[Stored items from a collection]
(begin)
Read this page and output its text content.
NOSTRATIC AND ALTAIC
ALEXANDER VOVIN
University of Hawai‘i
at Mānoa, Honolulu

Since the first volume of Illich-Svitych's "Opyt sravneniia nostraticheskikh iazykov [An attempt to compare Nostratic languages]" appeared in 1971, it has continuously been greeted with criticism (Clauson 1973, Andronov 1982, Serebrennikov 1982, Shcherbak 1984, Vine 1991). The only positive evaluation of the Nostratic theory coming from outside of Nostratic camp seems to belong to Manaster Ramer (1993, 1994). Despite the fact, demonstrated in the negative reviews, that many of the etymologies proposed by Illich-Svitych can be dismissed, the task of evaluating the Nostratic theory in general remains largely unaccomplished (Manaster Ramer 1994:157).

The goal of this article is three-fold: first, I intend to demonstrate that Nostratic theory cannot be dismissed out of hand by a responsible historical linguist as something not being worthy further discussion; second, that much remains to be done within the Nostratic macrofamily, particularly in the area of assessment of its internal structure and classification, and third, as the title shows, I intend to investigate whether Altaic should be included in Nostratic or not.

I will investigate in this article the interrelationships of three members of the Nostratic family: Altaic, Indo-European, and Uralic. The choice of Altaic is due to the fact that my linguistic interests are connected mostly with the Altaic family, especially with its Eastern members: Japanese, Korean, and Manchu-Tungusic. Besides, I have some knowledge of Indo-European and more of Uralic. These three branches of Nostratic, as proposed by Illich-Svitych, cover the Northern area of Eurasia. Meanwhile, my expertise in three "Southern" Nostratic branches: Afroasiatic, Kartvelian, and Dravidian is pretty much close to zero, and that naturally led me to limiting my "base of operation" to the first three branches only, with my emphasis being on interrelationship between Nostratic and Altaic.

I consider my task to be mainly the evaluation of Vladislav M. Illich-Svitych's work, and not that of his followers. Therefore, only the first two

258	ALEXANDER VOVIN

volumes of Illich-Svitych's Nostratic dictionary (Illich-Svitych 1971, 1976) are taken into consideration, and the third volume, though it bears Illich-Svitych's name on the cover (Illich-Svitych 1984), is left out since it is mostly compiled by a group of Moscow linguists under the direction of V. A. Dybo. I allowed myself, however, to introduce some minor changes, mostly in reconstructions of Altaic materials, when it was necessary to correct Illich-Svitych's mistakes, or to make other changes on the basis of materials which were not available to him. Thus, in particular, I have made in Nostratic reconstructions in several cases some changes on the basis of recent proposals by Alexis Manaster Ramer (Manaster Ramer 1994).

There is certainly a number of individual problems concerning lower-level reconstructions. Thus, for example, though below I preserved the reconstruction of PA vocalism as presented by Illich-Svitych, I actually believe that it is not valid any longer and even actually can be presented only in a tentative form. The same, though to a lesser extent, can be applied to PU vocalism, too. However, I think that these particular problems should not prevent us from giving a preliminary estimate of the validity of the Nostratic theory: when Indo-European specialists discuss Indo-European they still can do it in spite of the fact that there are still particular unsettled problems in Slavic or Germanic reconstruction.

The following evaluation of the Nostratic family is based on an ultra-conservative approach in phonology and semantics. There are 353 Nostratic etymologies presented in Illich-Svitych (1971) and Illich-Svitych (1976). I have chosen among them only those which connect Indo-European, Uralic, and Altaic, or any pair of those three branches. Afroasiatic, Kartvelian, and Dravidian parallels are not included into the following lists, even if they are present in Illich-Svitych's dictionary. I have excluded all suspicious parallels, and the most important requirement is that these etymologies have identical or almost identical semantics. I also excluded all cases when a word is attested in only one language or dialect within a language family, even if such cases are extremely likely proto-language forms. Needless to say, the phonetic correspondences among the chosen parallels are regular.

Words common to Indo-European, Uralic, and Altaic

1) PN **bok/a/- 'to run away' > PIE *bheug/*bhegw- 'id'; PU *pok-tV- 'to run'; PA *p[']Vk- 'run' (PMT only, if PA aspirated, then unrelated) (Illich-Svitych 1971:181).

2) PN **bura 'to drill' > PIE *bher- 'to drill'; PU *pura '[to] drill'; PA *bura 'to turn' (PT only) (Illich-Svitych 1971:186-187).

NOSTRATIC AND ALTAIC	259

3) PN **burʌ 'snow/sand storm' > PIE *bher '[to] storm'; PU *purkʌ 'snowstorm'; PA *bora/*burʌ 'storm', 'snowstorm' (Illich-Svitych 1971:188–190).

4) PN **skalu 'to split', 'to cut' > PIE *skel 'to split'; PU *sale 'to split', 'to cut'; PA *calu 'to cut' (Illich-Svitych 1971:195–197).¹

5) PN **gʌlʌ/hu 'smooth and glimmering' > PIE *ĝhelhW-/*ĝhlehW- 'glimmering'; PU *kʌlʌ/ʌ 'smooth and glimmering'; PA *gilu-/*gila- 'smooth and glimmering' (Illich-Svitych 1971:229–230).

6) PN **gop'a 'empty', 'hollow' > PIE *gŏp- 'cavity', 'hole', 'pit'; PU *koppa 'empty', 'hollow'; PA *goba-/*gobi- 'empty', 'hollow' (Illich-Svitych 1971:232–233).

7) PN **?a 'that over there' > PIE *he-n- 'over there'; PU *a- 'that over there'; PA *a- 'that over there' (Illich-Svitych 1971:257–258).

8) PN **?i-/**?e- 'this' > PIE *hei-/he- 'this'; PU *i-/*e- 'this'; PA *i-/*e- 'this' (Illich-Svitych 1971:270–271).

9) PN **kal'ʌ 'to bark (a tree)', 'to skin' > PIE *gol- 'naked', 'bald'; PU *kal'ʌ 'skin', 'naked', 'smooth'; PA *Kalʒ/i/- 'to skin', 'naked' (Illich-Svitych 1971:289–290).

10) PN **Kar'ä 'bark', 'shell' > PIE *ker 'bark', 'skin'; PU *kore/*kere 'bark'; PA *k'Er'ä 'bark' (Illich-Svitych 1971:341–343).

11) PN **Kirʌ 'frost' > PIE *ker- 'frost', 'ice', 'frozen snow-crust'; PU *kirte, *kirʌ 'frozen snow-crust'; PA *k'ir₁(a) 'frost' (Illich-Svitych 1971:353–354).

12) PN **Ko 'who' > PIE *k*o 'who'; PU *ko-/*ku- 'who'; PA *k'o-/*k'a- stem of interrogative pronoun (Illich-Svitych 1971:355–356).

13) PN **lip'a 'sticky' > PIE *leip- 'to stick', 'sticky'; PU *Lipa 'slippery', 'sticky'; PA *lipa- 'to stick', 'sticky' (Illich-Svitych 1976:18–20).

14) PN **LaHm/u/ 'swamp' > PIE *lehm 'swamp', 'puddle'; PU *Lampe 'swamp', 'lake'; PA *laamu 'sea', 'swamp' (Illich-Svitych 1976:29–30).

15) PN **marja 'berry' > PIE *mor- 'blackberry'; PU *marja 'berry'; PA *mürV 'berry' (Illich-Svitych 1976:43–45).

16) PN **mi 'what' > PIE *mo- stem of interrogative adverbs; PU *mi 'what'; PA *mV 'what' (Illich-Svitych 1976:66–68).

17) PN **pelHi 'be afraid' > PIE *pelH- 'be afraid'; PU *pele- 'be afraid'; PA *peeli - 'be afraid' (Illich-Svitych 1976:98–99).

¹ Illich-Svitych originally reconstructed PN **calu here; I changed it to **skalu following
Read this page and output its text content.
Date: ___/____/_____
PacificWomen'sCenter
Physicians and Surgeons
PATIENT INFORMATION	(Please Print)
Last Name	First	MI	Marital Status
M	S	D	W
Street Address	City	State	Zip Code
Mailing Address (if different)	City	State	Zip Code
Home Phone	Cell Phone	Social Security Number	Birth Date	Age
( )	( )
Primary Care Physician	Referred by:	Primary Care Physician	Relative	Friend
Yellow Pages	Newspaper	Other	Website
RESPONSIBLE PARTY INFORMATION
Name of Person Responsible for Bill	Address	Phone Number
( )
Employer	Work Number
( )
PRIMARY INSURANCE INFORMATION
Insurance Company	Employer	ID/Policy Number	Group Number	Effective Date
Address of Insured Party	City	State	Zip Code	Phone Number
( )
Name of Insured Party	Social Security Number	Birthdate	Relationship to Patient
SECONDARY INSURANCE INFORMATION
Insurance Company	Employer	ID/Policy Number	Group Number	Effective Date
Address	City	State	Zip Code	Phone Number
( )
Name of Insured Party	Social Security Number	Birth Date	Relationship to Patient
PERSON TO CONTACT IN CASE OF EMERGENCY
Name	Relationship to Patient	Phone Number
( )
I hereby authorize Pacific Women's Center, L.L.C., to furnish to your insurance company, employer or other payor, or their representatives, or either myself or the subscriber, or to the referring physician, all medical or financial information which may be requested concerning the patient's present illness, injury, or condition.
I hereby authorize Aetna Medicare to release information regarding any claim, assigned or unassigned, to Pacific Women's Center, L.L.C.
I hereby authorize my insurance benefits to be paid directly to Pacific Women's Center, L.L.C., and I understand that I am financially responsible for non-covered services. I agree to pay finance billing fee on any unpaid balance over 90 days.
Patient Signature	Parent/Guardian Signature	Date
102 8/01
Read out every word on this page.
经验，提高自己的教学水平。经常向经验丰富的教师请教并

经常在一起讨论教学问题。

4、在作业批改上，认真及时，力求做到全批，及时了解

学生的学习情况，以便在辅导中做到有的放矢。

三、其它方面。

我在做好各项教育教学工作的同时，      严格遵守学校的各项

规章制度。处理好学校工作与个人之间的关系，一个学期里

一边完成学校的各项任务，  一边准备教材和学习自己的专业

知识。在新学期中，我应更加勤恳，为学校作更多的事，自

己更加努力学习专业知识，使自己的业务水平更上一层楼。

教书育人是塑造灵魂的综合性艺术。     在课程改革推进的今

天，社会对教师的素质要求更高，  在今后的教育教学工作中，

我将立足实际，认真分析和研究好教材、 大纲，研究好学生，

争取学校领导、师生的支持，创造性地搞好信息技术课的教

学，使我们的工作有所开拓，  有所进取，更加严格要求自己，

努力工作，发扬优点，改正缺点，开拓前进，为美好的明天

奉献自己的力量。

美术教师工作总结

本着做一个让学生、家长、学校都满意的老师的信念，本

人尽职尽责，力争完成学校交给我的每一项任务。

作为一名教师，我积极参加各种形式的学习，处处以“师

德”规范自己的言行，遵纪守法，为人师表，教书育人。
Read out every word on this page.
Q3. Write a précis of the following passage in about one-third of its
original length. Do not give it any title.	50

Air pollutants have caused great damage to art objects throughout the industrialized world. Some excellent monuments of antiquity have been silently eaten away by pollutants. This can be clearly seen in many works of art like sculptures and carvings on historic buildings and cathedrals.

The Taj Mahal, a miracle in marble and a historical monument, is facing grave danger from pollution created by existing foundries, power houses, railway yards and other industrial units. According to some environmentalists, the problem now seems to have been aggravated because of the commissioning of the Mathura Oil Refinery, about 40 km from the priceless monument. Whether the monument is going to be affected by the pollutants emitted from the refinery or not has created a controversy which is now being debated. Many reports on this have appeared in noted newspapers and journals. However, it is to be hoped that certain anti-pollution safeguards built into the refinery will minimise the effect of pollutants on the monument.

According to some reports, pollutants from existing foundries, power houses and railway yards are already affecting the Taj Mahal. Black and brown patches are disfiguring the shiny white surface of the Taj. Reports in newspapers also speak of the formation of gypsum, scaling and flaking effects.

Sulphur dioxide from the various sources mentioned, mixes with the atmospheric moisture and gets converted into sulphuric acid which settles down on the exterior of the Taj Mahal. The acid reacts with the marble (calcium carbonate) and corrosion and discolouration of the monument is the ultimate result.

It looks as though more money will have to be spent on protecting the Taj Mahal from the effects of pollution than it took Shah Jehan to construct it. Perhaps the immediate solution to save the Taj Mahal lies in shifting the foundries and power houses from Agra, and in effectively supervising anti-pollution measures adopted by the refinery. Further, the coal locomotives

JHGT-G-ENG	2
(end)
Locate and copy each line in the data above that includes the word "skin".

9) PN **kal'ʌ 'to bark (a tree)', 'to skin' > PIE *gol- 'naked', 'bald'; PU *kal'ʌ 'skin', 'naked', 'smooth'; PA *Kalʒ/i/- 'to skin', 'naked' (Illich-Svitych 1971:289–290).
10) PN **Kar'ä 'bark', 'shell' > PIE *ker 'bark', 'skin'; PU *kore/*kere 'bark'; PA *k'Er'ä 'bark' (Illich-Svitych 1971:341–343).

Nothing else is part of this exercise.